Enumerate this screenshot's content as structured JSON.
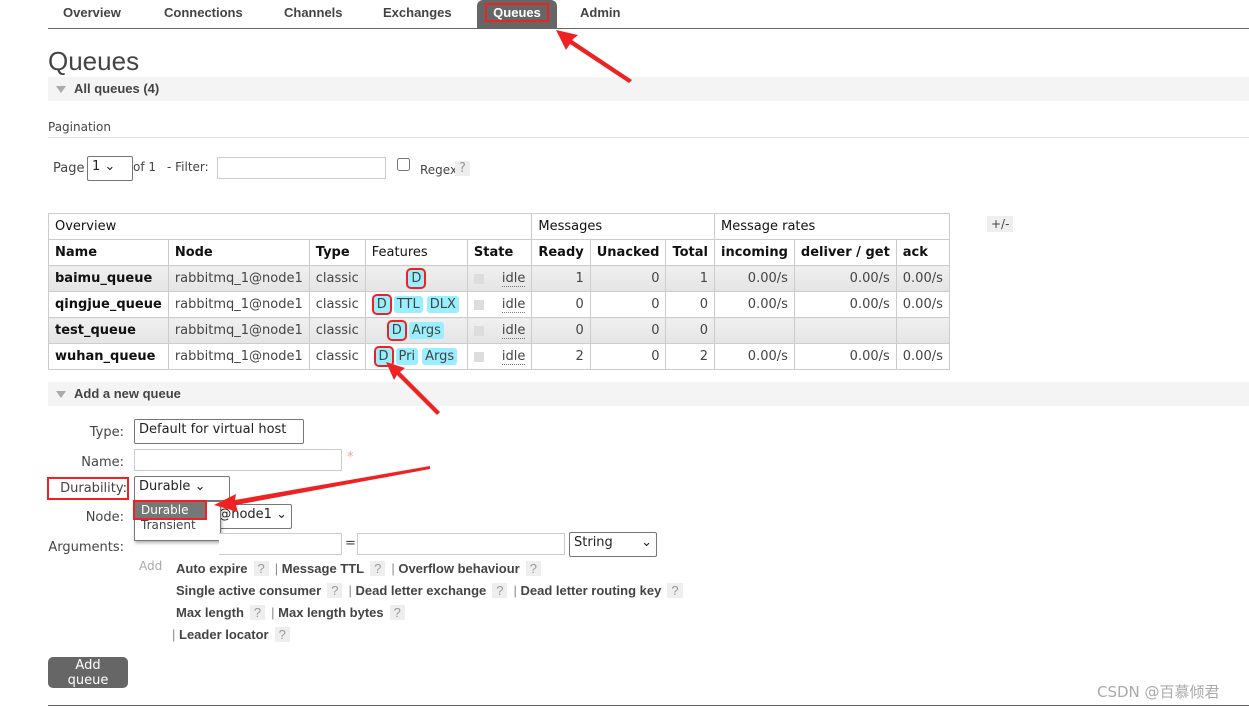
{
  "nav": {
    "tabs": [
      "Overview",
      "Connections",
      "Channels",
      "Exchanges",
      "Queues",
      "Admin"
    ],
    "active": "Queues"
  },
  "page_title": "Queues",
  "all_queues": {
    "header": "All queues (4)"
  },
  "pagination": {
    "label": "Pagination",
    "page_label": "Page",
    "page_value": "1",
    "of_label": "of 1",
    "filter_label": "- Filter:",
    "filter_value": "",
    "regex_label": "Regex",
    "help": "?"
  },
  "table": {
    "groups": [
      "Overview",
      "Messages",
      "Message rates"
    ],
    "toggle": "+/-",
    "columns": [
      "Name",
      "Node",
      "Type",
      "Features",
      "State",
      "Ready",
      "Unacked",
      "Total",
      "incoming",
      "deliver / get",
      "ack"
    ],
    "rows": [
      {
        "name": "baimu_queue",
        "node": "rabbitmq_1@node1",
        "type": "classic",
        "features": [
          "D"
        ],
        "state": "idle",
        "ready": "1",
        "unacked": "0",
        "total": "1",
        "incoming": "0.00/s",
        "deliver": "0.00/s",
        "ack": "0.00/s"
      },
      {
        "name": "qingjue_queue",
        "node": "rabbitmq_1@node1",
        "type": "classic",
        "features": [
          "D",
          "TTL",
          "DLX"
        ],
        "state": "idle",
        "ready": "0",
        "unacked": "0",
        "total": "0",
        "incoming": "0.00/s",
        "deliver": "0.00/s",
        "ack": "0.00/s"
      },
      {
        "name": "test_queue",
        "node": "rabbitmq_1@node1",
        "type": "classic",
        "features": [
          "D",
          "Args"
        ],
        "state": "idle",
        "ready": "0",
        "unacked": "0",
        "total": "0",
        "incoming": "",
        "deliver": "",
        "ack": ""
      },
      {
        "name": "wuhan_queue",
        "node": "rabbitmq_1@node1",
        "type": "classic",
        "features": [
          "D",
          "Pri",
          "Args"
        ],
        "state": "idle",
        "ready": "2",
        "unacked": "0",
        "total": "2",
        "incoming": "0.00/s",
        "deliver": "0.00/s",
        "ack": "0.00/s"
      }
    ]
  },
  "add_queue": {
    "header": "Add a new queue",
    "type_label": "Type:",
    "type_value": "Default for virtual host",
    "name_label": "Name:",
    "name_value": "",
    "required": "*",
    "durability_label": "Durability:",
    "durability_value": "Durable",
    "durability_options": [
      "Durable",
      "Transient"
    ],
    "node_label": "Node:",
    "node_value": "rabbitmq_1@node1",
    "arguments_label": "Arguments:",
    "eq": "=",
    "arg_type": "String",
    "add_label": "Add",
    "arg_links": [
      [
        "Auto expire",
        "Message TTL",
        "Overflow behaviour"
      ],
      [
        "Single active consumer",
        "Dead letter exchange",
        "Dead letter routing key"
      ],
      [
        "Max length",
        "Max length bytes"
      ],
      [
        "Leader locator"
      ]
    ],
    "submit": "Add queue"
  },
  "watermark": "CSDN @百慕倾君",
  "colors": {
    "feature_badge": "#99eeff",
    "annotation": "#ee2222",
    "active_tab": "#666666"
  }
}
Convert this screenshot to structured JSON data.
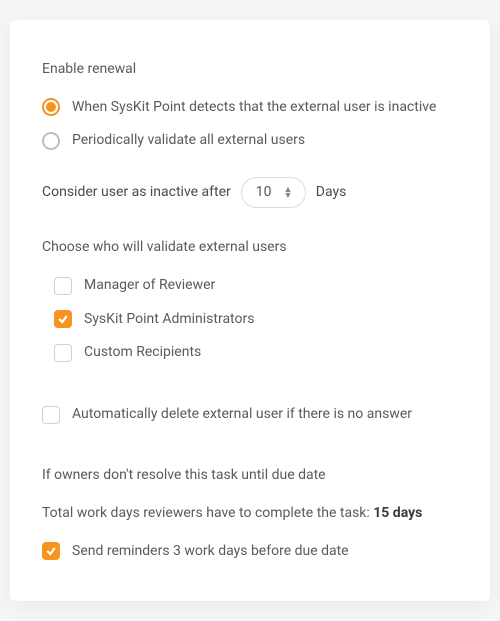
{
  "enableRenewal": {
    "title": "Enable renewal",
    "options": [
      {
        "label": "When SysKit Point detects that the external user is inactive"
      },
      {
        "label": "Periodically validate all external users"
      }
    ]
  },
  "inactiveAfter": {
    "prefix": "Consider user as inactive after",
    "value": "10",
    "suffix": "Days"
  },
  "validators": {
    "title": "Choose who will validate external users",
    "options": [
      {
        "label": "Manager of Reviewer"
      },
      {
        "label": "SysKit Point Administrators"
      },
      {
        "label": "Custom Recipients"
      }
    ]
  },
  "autoDelete": {
    "label": "Automatically delete external user if there is no answer"
  },
  "dueDate": {
    "intro": "If owners don't resolve this task until due date",
    "totalPrefix": "Total work days reviewers have to complete the task: ",
    "totalValue": "15 days",
    "reminderLabel": "Send reminders 3 work days before due date"
  }
}
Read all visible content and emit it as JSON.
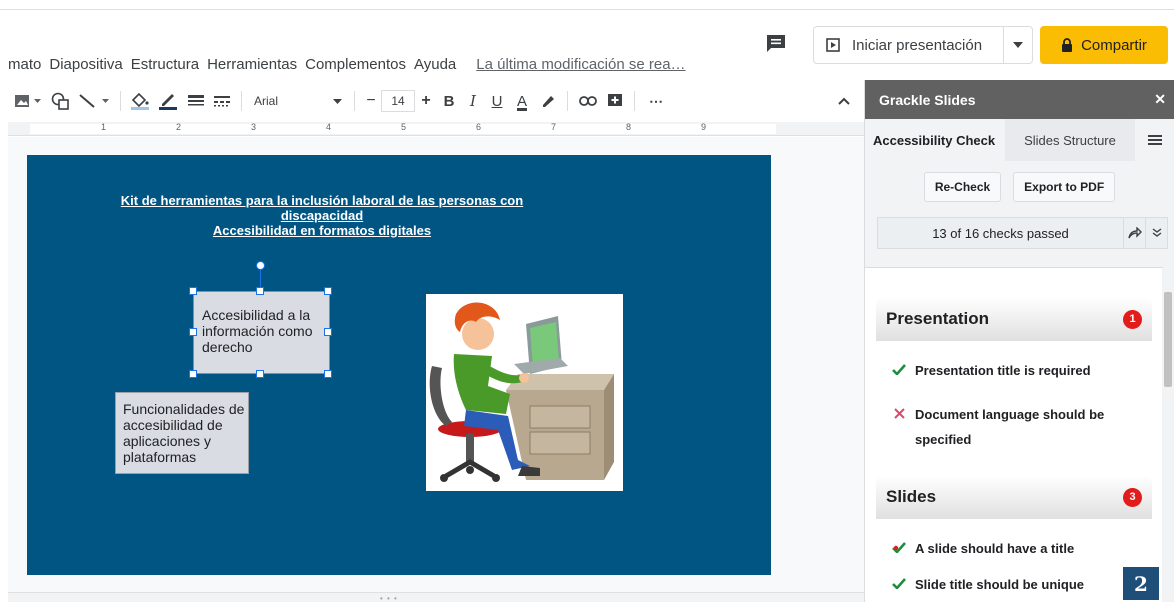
{
  "menu": {
    "items": [
      "mato",
      "Diapositiva",
      "Estructura",
      "Herramientas",
      "Complementos",
      "Ayuda"
    ],
    "last_edit": "La última modificación se rea…"
  },
  "header": {
    "present_label": "Iniciar presentación",
    "share_label": "Compartir",
    "comment_icon": "comment-icon"
  },
  "toolbar": {
    "font": "Arial",
    "font_size": "14",
    "minus": "−",
    "plus": "+",
    "bold": "B",
    "italic": "I",
    "underline": "U",
    "text_color": "A",
    "more": "⋯",
    "collapse": "^"
  },
  "ruler": {
    "numbers": [
      "1",
      "2",
      "3",
      "4",
      "5",
      "6",
      "7",
      "8",
      "9"
    ]
  },
  "slide": {
    "background": "#005583",
    "title_line1": "Kit de herramientas para la inclusión laboral de las personas con discapacidad",
    "title_line2": "Accesibilidad en formatos digitales",
    "box1_text": "Accesibilidad a la información como derecho",
    "box2_text": "Funcionalidades de accesibilidad de aplicaciones y plataformas"
  },
  "panel": {
    "title": "Grackle Slides",
    "close": "✕",
    "tabs": [
      "Accessibility Check",
      "Slides Structure"
    ],
    "recheck_label": "Re-Check",
    "export_label": "Export to PDF",
    "checks_summary": "13 of 16 checks passed",
    "sections": [
      {
        "name": "Presentation",
        "count": "1",
        "checks": [
          {
            "text": "Presentation title is required",
            "status": "pass"
          },
          {
            "text": "Document language should be specified",
            "status": "fail"
          }
        ]
      },
      {
        "name": "Slides",
        "count": "3",
        "checks": [
          {
            "text": "A slide should have a title",
            "status": "partial"
          },
          {
            "text": "Slide title should be unique",
            "status": "pass"
          }
        ]
      }
    ]
  },
  "page_badge": "2",
  "colors": {
    "accent_yellow": "#fbbc04",
    "panel_header": "#616161",
    "pass_green": "#1e8e3e",
    "fail_red": "#e21b1b"
  }
}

__EXERCISE OBJECTIVE__.
Word for word, quote the lines above. Omit the pictures.

__SOLUTION TO THIS PROBLEM__.
Enumerate this screenshot's content as structured JSON.
{
  "nav": {
    "tabs": [
      "Overview",
      "Connections",
      "Channels",
      "Exchanges",
      "Queues",
      "Admin"
    ],
    "active": "Queues"
  },
  "page_title": "Queues",
  "all_queues": {
    "header": "All queues (4)"
  },
  "pagination": {
    "label": "Pagination",
    "page_label": "Page",
    "page_value": "1",
    "of_label": "of 1",
    "filter_label": "- Filter:",
    "filter_value": "",
    "regex_label": "Regex",
    "help": "?"
  },
  "table": {
    "groups": [
      "Overview",
      "Messages",
      "Message rates"
    ],
    "toggle": "+/-",
    "columns": [
      "Name",
      "Node",
      "Type",
      "Features",
      "State",
      "Ready",
      "Unacked",
      "Total",
      "incoming",
      "deliver / get",
      "ack"
    ],
    "rows": [
      {
        "name": "baimu_queue",
        "node": "rabbitmq_1@node1",
        "type": "classic",
        "features": [
          "D"
        ],
        "state": "idle",
        "ready": "1",
        "unacked": "0",
        "total": "1",
        "incoming": "0.00/s",
        "deliver": "0.00/s",
        "ack": "0.00/s"
      },
      {
        "name": "qingjue_queue",
        "node": "rabbitmq_1@node1",
        "type": "classic",
        "features": [
          "D",
          "TTL",
          "DLX"
        ],
        "state": "idle",
        "ready": "0",
        "unacked": "0",
        "total": "0",
        "incoming": "0.00/s",
        "deliver": "0.00/s",
        "ack": "0.00/s"
      },
      {
        "name": "test_queue",
        "node": "rabbitmq_1@node1",
        "type": "classic",
        "features": [
          "D",
          "Args"
        ],
        "state": "idle",
        "ready": "0",
        "unacked": "0",
        "total": "0",
        "incoming": "",
        "deliver": "",
        "ack": ""
      },
      {
        "name": "wuhan_queue",
        "node": "rabbitmq_1@node1",
        "type": "classic",
        "features": [
          "D",
          "Pri",
          "Args"
        ],
        "state": "idle",
        "ready": "2",
        "unacked": "0",
        "total": "2",
        "incoming": "0.00/s",
        "deliver": "0.00/s",
        "ack": "0.00/s"
      }
    ]
  },
  "add_queue": {
    "header": "Add a new queue",
    "type_label": "Type:",
    "type_value": "Default for virtual host",
    "name_label": "Name:",
    "name_value": "",
    "required": "*",
    "durability_label": "Durability:",
    "durability_value": "Durable",
    "durability_options": [
      "Durable",
      "Transient"
    ],
    "node_label": "Node:",
    "node_value": "rabbitmq_1@node1",
    "arguments_label": "Arguments:",
    "eq": "=",
    "arg_type": "String",
    "add_label": "Add",
    "arg_links": [
      [
        "Auto expire",
        "Message TTL",
        "Overflow behaviour"
      ],
      [
        "Single active consumer",
        "Dead letter exchange",
        "Dead letter routing key"
      ],
      [
        "Max length",
        "Max length bytes"
      ],
      [
        "Leader locator"
      ]
    ],
    "submit": "Add queue"
  },
  "watermark": "CSDN @百慕倾君",
  "colors": {
    "feature_badge": "#99eeff",
    "annotation": "#ee2222",
    "active_tab": "#666666"
  }
}
Convert this screenshot to structured JSON data.
{
  "enableRenewal": {
    "title": "Enable renewal",
    "options": [
      {
        "label": "When SysKit Point detects that the external user is inactive"
      },
      {
        "label": "Periodically validate all external users"
      }
    ]
  },
  "inactiveAfter": {
    "prefix": "Consider user as inactive after",
    "value": "10",
    "suffix": "Days"
  },
  "validators": {
    "title": "Choose who will validate external users",
    "options": [
      {
        "label": "Manager of Reviewer"
      },
      {
        "label": "SysKit Point Administrators"
      },
      {
        "label": "Custom Recipients"
      }
    ]
  },
  "autoDelete": {
    "label": "Automatically delete external user if there is no answer"
  },
  "dueDate": {
    "intro": "If owners don't resolve this task until due date",
    "totalPrefix": "Total work days reviewers have to complete the task: ",
    "totalValue": "15 days",
    "reminderLabel": "Send reminders 3 work days before due date"
  }
}
Read all visible content and emit it as JSON.
{
  "menu": {
    "items": [
      "mato",
      "Diapositiva",
      "Estructura",
      "Herramientas",
      "Complementos",
      "Ayuda"
    ],
    "last_edit": "La última modificación se rea…"
  },
  "header": {
    "present_label": "Iniciar presentación",
    "share_label": "Compartir",
    "comment_icon": "comment-icon"
  },
  "toolbar": {
    "font": "Arial",
    "font_size": "14",
    "minus": "−",
    "plus": "+",
    "bold": "B",
    "italic": "I",
    "underline": "U",
    "text_color": "A",
    "more": "⋯",
    "collapse": "^"
  },
  "ruler": {
    "numbers": [
      "1",
      "2",
      "3",
      "4",
      "5",
      "6",
      "7",
      "8",
      "9"
    ]
  },
  "slide": {
    "background": "#005583",
    "title_line1": "Kit de herramientas para la inclusión laboral de las personas con discapacidad",
    "title_line2": "Accesibilidad en formatos digitales",
    "box1_text": "Accesibilidad a la información como derecho",
    "box2_text": "Funcionalidades de accesibilidad de aplicaciones y plataformas"
  },
  "panel": {
    "title": "Grackle Slides",
    "close": "✕",
    "tabs": [
      "Accessibility Check",
      "Slides Structure"
    ],
    "recheck_label": "Re-Check",
    "export_label": "Export to PDF",
    "checks_summary": "13 of 16 checks passed",
    "sections": [
      {
        "name": "Presentation",
        "count": "1",
        "checks": [
          {
            "text": "Presentation title is required",
            "status": "pass"
          },
          {
            "text": "Document language should be specified",
            "status": "fail"
          }
        ]
      },
      {
        "name": "Slides",
        "count": "3",
        "checks": [
          {
            "text": "A slide should have a title",
            "status": "partial"
          },
          {
            "text": "Slide title should be unique",
            "status": "pass"
          }
        ]
      }
    ]
  },
  "page_badge": "2",
  "colors": {
    "accent_yellow": "#fbbc04",
    "panel_header": "#616161",
    "pass_green": "#1e8e3e",
    "fail_red": "#e21b1b"
  }
}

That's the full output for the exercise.